[start of Records]

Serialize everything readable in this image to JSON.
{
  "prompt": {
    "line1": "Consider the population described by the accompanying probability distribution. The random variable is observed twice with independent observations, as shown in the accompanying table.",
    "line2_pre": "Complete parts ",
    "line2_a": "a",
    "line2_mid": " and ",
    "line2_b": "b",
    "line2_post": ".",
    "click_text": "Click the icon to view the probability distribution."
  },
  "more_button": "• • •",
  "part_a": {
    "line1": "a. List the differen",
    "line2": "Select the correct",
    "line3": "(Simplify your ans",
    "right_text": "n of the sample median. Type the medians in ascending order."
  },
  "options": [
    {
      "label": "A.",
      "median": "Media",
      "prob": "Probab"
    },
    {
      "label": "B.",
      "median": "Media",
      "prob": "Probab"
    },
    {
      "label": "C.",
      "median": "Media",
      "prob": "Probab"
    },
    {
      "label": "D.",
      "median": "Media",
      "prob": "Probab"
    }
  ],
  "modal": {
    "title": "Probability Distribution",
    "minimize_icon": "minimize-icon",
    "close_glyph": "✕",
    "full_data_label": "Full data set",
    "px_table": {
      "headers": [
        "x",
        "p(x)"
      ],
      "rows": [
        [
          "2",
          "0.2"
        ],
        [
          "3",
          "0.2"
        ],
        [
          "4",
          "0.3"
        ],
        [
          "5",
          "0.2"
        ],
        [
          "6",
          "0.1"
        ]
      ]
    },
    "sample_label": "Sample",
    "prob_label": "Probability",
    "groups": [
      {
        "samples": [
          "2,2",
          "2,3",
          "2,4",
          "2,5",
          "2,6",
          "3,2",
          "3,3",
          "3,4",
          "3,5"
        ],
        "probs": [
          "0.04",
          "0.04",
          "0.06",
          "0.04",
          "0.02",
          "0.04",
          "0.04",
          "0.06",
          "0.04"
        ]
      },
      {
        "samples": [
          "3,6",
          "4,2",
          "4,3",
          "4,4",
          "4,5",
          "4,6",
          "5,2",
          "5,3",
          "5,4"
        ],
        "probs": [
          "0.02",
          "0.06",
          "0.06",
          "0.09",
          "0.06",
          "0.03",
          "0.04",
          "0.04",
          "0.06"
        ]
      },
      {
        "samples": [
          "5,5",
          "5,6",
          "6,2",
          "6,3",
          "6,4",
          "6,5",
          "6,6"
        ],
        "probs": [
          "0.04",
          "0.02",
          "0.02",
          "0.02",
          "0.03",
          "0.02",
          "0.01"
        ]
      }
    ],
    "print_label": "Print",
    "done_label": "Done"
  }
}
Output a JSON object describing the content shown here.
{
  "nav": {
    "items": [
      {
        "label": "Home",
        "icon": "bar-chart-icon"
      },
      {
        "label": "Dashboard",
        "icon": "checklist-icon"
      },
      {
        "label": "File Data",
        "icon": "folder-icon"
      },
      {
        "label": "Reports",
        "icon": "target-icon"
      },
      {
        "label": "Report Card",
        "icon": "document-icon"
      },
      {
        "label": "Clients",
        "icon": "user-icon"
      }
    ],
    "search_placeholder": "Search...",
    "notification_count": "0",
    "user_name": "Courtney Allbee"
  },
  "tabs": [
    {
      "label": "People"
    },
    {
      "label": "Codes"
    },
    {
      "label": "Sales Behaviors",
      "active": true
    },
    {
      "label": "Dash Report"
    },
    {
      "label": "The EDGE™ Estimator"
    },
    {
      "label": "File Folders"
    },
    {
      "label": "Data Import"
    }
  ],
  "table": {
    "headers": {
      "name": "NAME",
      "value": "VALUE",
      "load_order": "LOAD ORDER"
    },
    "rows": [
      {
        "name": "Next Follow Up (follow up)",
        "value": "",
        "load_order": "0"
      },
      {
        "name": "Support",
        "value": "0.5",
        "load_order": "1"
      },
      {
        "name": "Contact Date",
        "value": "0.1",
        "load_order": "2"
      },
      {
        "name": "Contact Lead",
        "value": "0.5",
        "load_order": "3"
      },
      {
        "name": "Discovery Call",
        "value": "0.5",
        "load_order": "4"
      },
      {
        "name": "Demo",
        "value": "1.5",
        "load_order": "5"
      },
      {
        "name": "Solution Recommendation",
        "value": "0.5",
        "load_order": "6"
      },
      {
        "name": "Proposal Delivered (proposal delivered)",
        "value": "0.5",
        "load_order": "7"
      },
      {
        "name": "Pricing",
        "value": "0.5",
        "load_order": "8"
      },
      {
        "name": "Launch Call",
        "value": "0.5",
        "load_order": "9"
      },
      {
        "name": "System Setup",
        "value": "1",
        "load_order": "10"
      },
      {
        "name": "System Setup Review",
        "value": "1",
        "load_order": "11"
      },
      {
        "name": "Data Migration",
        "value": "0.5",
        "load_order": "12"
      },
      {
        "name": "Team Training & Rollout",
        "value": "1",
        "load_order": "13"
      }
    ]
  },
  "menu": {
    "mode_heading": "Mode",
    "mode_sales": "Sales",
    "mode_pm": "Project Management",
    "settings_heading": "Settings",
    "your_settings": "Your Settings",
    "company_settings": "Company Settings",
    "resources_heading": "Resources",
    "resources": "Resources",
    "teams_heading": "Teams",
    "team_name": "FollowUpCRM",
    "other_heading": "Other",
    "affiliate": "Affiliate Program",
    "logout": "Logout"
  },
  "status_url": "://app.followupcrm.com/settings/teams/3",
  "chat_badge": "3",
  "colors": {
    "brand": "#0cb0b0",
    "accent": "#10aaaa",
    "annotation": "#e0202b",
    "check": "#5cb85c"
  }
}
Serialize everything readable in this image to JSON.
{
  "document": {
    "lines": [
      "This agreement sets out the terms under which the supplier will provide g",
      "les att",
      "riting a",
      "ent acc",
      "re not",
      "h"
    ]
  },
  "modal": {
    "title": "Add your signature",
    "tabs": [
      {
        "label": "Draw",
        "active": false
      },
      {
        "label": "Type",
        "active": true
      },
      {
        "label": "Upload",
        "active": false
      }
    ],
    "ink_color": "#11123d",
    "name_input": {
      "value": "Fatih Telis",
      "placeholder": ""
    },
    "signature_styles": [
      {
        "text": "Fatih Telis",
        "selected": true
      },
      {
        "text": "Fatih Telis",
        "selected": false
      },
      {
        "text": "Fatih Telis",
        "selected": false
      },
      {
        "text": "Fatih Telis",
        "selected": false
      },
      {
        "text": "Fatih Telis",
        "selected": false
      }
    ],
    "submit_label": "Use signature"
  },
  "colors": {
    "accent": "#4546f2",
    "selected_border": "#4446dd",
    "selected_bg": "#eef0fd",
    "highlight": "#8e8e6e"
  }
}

[end of Records]

* What is required: Within the listing, how many lines hold the word "true"? Only the number is to be given.

* Complete output: 3